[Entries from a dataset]
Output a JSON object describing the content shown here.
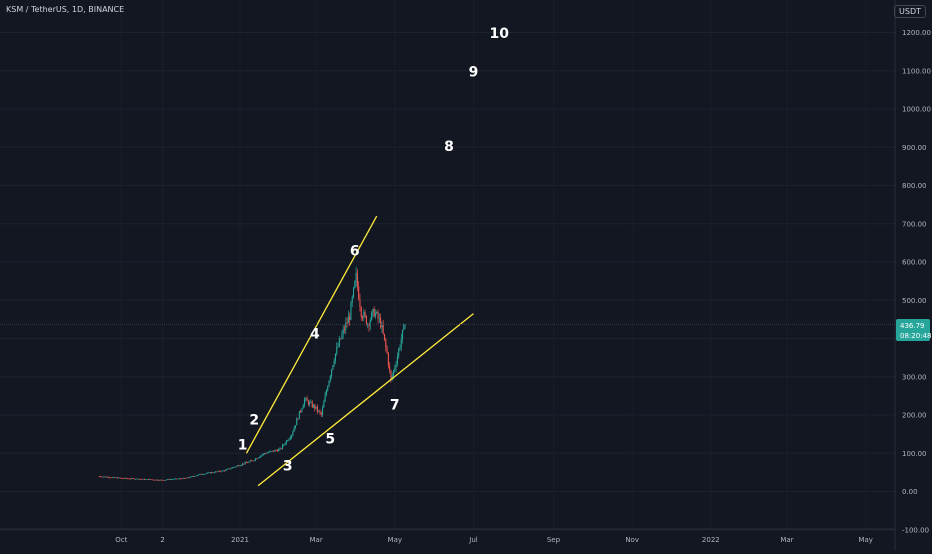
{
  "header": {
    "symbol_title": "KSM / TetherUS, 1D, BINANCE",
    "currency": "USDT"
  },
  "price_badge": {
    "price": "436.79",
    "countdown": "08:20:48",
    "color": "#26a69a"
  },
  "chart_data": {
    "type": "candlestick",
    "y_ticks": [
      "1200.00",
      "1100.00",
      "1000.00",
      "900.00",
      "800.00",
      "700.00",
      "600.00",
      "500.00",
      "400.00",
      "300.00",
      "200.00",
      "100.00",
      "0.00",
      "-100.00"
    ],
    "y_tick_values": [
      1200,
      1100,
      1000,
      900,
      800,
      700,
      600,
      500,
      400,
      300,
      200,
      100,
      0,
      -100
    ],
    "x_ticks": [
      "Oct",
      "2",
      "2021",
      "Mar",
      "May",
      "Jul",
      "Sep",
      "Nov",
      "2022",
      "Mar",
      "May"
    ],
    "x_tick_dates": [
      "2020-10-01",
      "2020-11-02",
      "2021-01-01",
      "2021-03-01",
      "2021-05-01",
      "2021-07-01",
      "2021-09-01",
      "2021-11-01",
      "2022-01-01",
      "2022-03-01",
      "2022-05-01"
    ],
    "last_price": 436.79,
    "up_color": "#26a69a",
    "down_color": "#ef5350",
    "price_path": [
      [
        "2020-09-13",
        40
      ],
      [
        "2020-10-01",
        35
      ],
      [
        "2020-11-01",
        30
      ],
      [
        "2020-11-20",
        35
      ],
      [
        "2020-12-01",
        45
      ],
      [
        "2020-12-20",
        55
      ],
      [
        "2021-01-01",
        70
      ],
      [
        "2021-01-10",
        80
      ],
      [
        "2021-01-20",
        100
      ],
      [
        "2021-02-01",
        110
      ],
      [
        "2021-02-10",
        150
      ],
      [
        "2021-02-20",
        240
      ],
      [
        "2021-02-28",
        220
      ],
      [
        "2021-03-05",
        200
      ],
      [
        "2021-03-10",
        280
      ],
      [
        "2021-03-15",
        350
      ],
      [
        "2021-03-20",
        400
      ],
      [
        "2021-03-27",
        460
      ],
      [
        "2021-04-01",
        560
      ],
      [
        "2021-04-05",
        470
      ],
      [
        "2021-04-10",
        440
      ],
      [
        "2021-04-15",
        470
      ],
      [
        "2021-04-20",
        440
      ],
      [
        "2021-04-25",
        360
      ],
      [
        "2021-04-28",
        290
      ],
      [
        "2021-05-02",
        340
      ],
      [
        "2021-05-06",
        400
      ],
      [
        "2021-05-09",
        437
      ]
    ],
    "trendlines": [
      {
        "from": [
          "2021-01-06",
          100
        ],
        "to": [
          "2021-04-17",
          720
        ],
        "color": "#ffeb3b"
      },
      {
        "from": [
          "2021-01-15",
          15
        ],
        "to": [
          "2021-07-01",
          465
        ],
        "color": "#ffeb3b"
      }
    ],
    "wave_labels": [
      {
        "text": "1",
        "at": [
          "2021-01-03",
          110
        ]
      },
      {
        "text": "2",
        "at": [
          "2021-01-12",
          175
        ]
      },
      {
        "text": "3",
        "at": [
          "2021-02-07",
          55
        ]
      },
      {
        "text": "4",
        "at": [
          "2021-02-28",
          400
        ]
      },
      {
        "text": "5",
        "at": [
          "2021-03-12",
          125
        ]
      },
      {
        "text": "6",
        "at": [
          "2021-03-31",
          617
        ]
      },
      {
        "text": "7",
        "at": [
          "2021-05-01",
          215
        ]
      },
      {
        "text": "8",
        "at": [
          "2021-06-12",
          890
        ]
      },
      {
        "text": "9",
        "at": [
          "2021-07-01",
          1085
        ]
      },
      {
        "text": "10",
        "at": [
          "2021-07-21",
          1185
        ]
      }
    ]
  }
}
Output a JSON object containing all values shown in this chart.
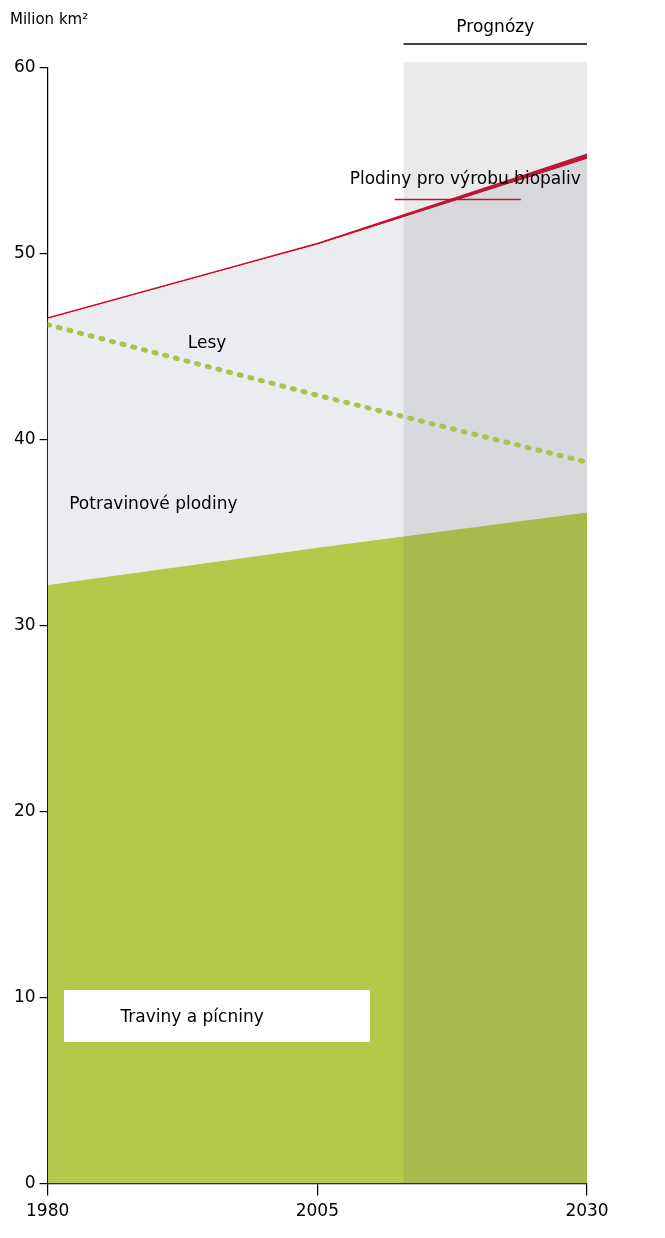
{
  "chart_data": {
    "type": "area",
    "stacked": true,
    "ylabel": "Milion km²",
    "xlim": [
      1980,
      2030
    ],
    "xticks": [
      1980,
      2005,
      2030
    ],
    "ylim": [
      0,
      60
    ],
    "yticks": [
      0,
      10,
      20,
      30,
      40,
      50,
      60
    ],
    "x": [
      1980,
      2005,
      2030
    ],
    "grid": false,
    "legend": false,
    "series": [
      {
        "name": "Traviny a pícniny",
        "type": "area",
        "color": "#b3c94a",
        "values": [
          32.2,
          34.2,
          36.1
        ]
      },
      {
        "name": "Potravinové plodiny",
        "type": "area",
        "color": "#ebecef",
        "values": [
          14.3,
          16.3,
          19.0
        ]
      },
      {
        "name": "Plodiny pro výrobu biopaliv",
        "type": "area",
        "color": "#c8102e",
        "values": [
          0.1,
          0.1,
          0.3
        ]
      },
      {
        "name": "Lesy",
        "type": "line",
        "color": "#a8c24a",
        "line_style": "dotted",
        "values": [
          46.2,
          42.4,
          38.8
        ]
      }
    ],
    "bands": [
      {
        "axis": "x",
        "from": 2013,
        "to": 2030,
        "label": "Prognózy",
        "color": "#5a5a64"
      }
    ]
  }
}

> Set exercise
Leave the pictures out, and transcribe each of the records exactly.

> Task result
Output a JSON object describing the content shown here.
{
  "header": {
    "symbol_title": "KSM / TetherUS, 1D, BINANCE",
    "currency": "USDT"
  },
  "price_badge": {
    "price": "436.79",
    "countdown": "08:20:48",
    "color": "#26a69a"
  },
  "chart_data": {
    "type": "candlestick",
    "y_ticks": [
      "1200.00",
      "1100.00",
      "1000.00",
      "900.00",
      "800.00",
      "700.00",
      "600.00",
      "500.00",
      "400.00",
      "300.00",
      "200.00",
      "100.00",
      "0.00",
      "-100.00"
    ],
    "y_tick_values": [
      1200,
      1100,
      1000,
      900,
      800,
      700,
      600,
      500,
      400,
      300,
      200,
      100,
      0,
      -100
    ],
    "x_ticks": [
      "Oct",
      "2",
      "2021",
      "Mar",
      "May",
      "Jul",
      "Sep",
      "Nov",
      "2022",
      "Mar",
      "May"
    ],
    "x_tick_dates": [
      "2020-10-01",
      "2020-11-02",
      "2021-01-01",
      "2021-03-01",
      "2021-05-01",
      "2021-07-01",
      "2021-09-01",
      "2021-11-01",
      "2022-01-01",
      "2022-03-01",
      "2022-05-01"
    ],
    "last_price": 436.79,
    "up_color": "#26a69a",
    "down_color": "#ef5350",
    "price_path": [
      [
        "2020-09-13",
        40
      ],
      [
        "2020-10-01",
        35
      ],
      [
        "2020-11-01",
        30
      ],
      [
        "2020-11-20",
        35
      ],
      [
        "2020-12-01",
        45
      ],
      [
        "2020-12-20",
        55
      ],
      [
        "2021-01-01",
        70
      ],
      [
        "2021-01-10",
        80
      ],
      [
        "2021-01-20",
        100
      ],
      [
        "2021-02-01",
        110
      ],
      [
        "2021-02-10",
        150
      ],
      [
        "2021-02-20",
        240
      ],
      [
        "2021-02-28",
        220
      ],
      [
        "2021-03-05",
        200
      ],
      [
        "2021-03-10",
        280
      ],
      [
        "2021-03-15",
        350
      ],
      [
        "2021-03-20",
        400
      ],
      [
        "2021-03-27",
        460
      ],
      [
        "2021-04-01",
        560
      ],
      [
        "2021-04-05",
        470
      ],
      [
        "2021-04-10",
        440
      ],
      [
        "2021-04-15",
        470
      ],
      [
        "2021-04-20",
        440
      ],
      [
        "2021-04-25",
        360
      ],
      [
        "2021-04-28",
        290
      ],
      [
        "2021-05-02",
        340
      ],
      [
        "2021-05-06",
        400
      ],
      [
        "2021-05-09",
        437
      ]
    ],
    "trendlines": [
      {
        "from": [
          "2021-01-06",
          100
        ],
        "to": [
          "2021-04-17",
          720
        ],
        "color": "#ffeb3b"
      },
      {
        "from": [
          "2021-01-15",
          15
        ],
        "to": [
          "2021-07-01",
          465
        ],
        "color": "#ffeb3b"
      }
    ],
    "wave_labels": [
      {
        "text": "1",
        "at": [
          "2021-01-03",
          110
        ]
      },
      {
        "text": "2",
        "at": [
          "2021-01-12",
          175
        ]
      },
      {
        "text": "3",
        "at": [
          "2021-02-07",
          55
        ]
      },
      {
        "text": "4",
        "at": [
          "2021-02-28",
          400
        ]
      },
      {
        "text": "5",
        "at": [
          "2021-03-12",
          125
        ]
      },
      {
        "text": "6",
        "at": [
          "2021-03-31",
          617
        ]
      },
      {
        "text": "7",
        "at": [
          "2021-05-01",
          215
        ]
      },
      {
        "text": "8",
        "at": [
          "2021-06-12",
          890
        ]
      },
      {
        "text": "9",
        "at": [
          "2021-07-01",
          1085
        ]
      },
      {
        "text": "10",
        "at": [
          "2021-07-21",
          1185
        ]
      }
    ]
  }
}
Output a JSON object containing all values shown in this chart.
{
  "chart_data": {
    "type": "area",
    "stacked": true,
    "ylabel": "Milion km²",
    "xlim": [
      1980,
      2030
    ],
    "xticks": [
      1980,
      2005,
      2030
    ],
    "ylim": [
      0,
      60
    ],
    "yticks": [
      0,
      10,
      20,
      30,
      40,
      50,
      60
    ],
    "x": [
      1980,
      2005,
      2030
    ],
    "grid": false,
    "legend": false,
    "series": [
      {
        "name": "Traviny a pícniny",
        "type": "area",
        "color": "#b3c94a",
        "values": [
          32.2,
          34.2,
          36.1
        ]
      },
      {
        "name": "Potravinové plodiny",
        "type": "area",
        "color": "#ebecef",
        "values": [
          14.3,
          16.3,
          19.0
        ]
      },
      {
        "name": "Plodiny pro výrobu biopaliv",
        "type": "area",
        "color": "#c8102e",
        "values": [
          0.1,
          0.1,
          0.3
        ]
      },
      {
        "name": "Lesy",
        "type": "line",
        "color": "#a8c24a",
        "line_style": "dotted",
        "values": [
          46.2,
          42.4,
          38.8
        ]
      }
    ],
    "bands": [
      {
        "axis": "x",
        "from": 2013,
        "to": 2030,
        "label": "Prognózy",
        "color": "#5a5a64"
      }
    ]
  }
}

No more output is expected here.